Records excerpted from a collection:
%%
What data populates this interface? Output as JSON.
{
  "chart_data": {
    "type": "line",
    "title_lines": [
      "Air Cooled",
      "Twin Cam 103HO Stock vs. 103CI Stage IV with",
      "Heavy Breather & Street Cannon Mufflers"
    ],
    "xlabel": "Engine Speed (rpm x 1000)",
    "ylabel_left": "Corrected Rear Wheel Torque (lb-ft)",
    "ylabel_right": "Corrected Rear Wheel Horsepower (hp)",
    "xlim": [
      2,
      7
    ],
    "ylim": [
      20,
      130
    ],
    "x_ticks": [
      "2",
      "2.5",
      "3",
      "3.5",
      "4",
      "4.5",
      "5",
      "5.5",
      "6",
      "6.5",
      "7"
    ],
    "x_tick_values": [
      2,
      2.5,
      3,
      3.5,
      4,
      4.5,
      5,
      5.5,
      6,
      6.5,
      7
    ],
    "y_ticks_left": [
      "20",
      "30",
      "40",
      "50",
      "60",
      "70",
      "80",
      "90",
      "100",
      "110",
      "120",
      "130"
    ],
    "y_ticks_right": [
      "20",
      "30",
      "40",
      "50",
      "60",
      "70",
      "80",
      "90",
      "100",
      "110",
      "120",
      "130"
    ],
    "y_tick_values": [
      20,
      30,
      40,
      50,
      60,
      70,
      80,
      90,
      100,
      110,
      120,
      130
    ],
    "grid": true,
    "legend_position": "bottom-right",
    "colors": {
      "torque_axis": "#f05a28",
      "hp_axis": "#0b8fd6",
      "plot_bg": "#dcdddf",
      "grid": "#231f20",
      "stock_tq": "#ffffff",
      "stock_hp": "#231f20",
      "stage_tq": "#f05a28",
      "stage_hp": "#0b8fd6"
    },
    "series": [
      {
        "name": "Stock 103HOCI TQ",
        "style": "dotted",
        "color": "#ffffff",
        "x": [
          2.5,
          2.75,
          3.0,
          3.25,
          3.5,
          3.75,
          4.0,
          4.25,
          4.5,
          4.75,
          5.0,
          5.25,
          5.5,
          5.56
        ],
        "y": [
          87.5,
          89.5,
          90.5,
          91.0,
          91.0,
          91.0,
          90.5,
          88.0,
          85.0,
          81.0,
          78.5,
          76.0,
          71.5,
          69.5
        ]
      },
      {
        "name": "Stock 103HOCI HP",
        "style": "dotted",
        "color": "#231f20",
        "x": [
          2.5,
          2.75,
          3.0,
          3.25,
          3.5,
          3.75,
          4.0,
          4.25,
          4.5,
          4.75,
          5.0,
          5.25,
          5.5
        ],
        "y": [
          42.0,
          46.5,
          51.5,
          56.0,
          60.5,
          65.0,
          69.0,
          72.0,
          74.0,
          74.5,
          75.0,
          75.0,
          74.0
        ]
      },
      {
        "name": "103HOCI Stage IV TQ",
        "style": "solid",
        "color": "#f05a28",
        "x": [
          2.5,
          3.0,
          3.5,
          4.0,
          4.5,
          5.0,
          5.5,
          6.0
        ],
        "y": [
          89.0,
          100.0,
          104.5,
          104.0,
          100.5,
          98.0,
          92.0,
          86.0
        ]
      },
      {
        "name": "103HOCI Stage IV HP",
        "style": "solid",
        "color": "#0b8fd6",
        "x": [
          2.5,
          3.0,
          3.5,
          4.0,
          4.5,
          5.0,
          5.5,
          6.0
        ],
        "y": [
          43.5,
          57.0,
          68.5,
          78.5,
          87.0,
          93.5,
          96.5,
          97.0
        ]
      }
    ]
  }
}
%%
**WHAT IS BEING ASKED**
Please set down each line of the records exactly as given.

**OUTPUT OF THE TASK**
What data populates this interface? Output as JSON.
{
  "chart_data": {
    "type": "line",
    "title_lines": [
      "Air Cooled",
      "Twin Cam 103HO Stock vs. 103CI Stage IV with",
      "Heavy Breather & Street Cannon Mufflers"
    ],
    "xlabel": "Engine Speed (rpm x 1000)",
    "ylabel_left": "Corrected Rear Wheel Torque (lb-ft)",
    "ylabel_right": "Corrected Rear Wheel Horsepower (hp)",
    "xlim": [
      2,
      7
    ],
    "ylim": [
      20,
      130
    ],
    "x_ticks": [
      "2",
      "2.5",
      "3",
      "3.5",
      "4",
      "4.5",
      "5",
      "5.5",
      "6",
      "6.5",
      "7"
    ],
    "x_tick_values": [
      2,
      2.5,
      3,
      3.5,
      4,
      4.5,
      5,
      5.5,
      6,
      6.5,
      7
    ],
    "y_ticks_left": [
      "20",
      "30",
      "40",
      "50",
      "60",
      "70",
      "80",
      "90",
      "100",
      "110",
      "120",
      "130"
    ],
    "y_ticks_right": [
      "20",
      "30",
      "40",
      "50",
      "60",
      "70",
      "80",
      "90",
      "100",
      "110",
      "120",
      "130"
    ],
    "y_tick_values": [
      20,
      30,
      40,
      50,
      60,
      70,
      80,
      90,
      100,
      110,
      120,
      130
    ],
    "grid": true,
    "legend_position": "bottom-right",
    "colors": {
      "torque_axis": "#f05a28",
      "hp_axis": "#0b8fd6",
      "plot_bg": "#dcdddf",
      "grid": "#231f20",
      "stock_tq": "#ffffff",
      "stock_hp": "#231f20",
      "stage_tq": "#f05a28",
      "stage_hp": "#0b8fd6"
    },
    "series": [
      {
        "name": "Stock 103HOCI TQ",
        "style": "dotted",
        "color": "#ffffff",
        "x": [
          2.5,
          2.75,
          3.0,
          3.25,
          3.5,
          3.75,
          4.0,
          4.25,
          4.5,
          4.75,
          5.0,
          5.25,
          5.5,
          5.56
        ],
        "y": [
          87.5,
          89.5,
          90.5,
          91.0,
          91.0,
          91.0,
          90.5,
          88.0,
          85.0,
          81.0,
          78.5,
          76.0,
          71.5,
          69.5
        ]
      },
      {
        "name": "Stock 103HOCI HP",
        "style": "dotted",
        "color": "#231f20",
        "x": [
          2.5,
          2.75,
          3.0,
          3.25,
          3.5,
          3.75,
          4.0,
          4.25,
          4.5,
          4.75,
          5.0,
          5.25,
          5.5
        ],
        "y": [
          42.0,
          46.5,
          51.5,
          56.0,
          60.5,
          65.0,
          69.0,
          72.0,
          74.0,
          74.5,
          75.0,
          75.0,
          74.0
        ]
      },
      {
        "name": "103HOCI Stage IV TQ",
        "style": "solid",
        "color": "#f05a28",
        "x": [
          2.5,
          3.0,
          3.5,
          4.0,
          4.5,
          5.0,
          5.5,
          6.0
        ],
        "y": [
          89.0,
          100.0,
          104.5,
          104.0,
          100.5,
          98.0,
          92.0,
          86.0
        ]
      },
      {
        "name": "103HOCI Stage IV HP",
        "style": "solid",
        "color": "#0b8fd6",
        "x": [
          2.5,
          3.0,
          3.5,
          4.0,
          4.5,
          5.0,
          5.5,
          6.0
        ],
        "y": [
          43.5,
          57.0,
          68.5,
          78.5,
          87.0,
          93.5,
          96.5,
          97.0
        ]
      }
    ]
  }
}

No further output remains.